[Collected data entries]
/---

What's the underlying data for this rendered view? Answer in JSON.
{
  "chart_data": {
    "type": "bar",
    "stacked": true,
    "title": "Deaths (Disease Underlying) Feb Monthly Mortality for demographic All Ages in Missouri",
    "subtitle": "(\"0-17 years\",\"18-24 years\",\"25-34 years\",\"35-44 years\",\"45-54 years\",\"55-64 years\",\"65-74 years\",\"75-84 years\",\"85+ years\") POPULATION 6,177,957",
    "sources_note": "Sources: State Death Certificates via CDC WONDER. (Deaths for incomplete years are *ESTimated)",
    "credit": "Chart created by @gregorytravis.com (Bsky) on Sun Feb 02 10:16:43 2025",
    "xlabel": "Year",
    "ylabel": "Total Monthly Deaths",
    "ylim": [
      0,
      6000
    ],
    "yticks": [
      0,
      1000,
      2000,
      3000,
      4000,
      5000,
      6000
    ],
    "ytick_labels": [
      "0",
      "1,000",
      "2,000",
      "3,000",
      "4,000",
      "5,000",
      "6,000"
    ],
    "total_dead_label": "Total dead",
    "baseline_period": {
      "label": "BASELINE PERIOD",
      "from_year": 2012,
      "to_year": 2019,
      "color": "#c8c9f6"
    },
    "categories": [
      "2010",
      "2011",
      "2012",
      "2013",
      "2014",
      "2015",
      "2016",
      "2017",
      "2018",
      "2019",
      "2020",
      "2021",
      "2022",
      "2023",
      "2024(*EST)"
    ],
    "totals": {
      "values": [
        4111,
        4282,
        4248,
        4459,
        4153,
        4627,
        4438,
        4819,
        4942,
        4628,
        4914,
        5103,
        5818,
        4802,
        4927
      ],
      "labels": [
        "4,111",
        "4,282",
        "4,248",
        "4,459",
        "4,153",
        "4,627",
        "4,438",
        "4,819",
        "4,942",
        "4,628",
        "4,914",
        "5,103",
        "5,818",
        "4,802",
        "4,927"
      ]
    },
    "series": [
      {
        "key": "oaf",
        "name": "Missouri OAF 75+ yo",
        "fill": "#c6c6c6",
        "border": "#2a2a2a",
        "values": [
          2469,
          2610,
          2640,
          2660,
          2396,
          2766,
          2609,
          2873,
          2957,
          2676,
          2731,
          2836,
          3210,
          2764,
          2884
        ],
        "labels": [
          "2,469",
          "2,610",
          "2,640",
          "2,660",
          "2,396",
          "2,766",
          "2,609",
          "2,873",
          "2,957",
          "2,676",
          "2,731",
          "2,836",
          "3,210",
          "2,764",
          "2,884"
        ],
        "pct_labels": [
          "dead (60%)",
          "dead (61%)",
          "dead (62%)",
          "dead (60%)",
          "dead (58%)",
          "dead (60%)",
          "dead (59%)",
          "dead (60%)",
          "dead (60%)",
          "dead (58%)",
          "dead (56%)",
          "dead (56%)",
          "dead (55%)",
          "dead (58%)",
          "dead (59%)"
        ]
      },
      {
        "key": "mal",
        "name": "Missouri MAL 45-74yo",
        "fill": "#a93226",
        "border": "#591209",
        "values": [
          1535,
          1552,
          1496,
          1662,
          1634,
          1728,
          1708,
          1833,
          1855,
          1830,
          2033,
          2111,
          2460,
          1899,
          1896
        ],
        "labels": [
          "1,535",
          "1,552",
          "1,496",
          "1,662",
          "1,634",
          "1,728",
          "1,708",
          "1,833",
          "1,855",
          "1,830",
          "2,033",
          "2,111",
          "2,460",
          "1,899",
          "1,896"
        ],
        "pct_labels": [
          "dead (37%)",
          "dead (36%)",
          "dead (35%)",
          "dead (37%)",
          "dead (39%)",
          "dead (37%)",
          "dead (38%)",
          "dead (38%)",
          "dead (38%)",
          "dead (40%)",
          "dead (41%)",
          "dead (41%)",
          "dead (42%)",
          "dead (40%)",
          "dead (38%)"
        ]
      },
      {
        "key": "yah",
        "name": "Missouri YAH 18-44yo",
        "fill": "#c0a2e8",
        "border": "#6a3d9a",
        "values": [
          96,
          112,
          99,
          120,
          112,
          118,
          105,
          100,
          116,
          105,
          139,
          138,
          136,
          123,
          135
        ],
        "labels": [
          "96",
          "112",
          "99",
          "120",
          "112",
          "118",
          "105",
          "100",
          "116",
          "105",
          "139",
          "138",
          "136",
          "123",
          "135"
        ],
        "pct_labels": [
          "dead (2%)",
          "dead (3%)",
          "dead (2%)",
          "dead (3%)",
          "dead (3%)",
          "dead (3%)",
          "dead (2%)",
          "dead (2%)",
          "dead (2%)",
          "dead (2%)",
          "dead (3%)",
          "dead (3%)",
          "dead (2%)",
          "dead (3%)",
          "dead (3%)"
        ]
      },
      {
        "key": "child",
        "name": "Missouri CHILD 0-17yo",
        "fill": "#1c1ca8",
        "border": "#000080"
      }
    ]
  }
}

\---

▸ Exercise
From the listing above, copy every line that includes the word "fill".

▸ Solution to the problem
        "fill": "#c6c6c6",
        "fill": "#a93226",
        "fill": "#c0a2e8",
        "fill": "#1c1ca8",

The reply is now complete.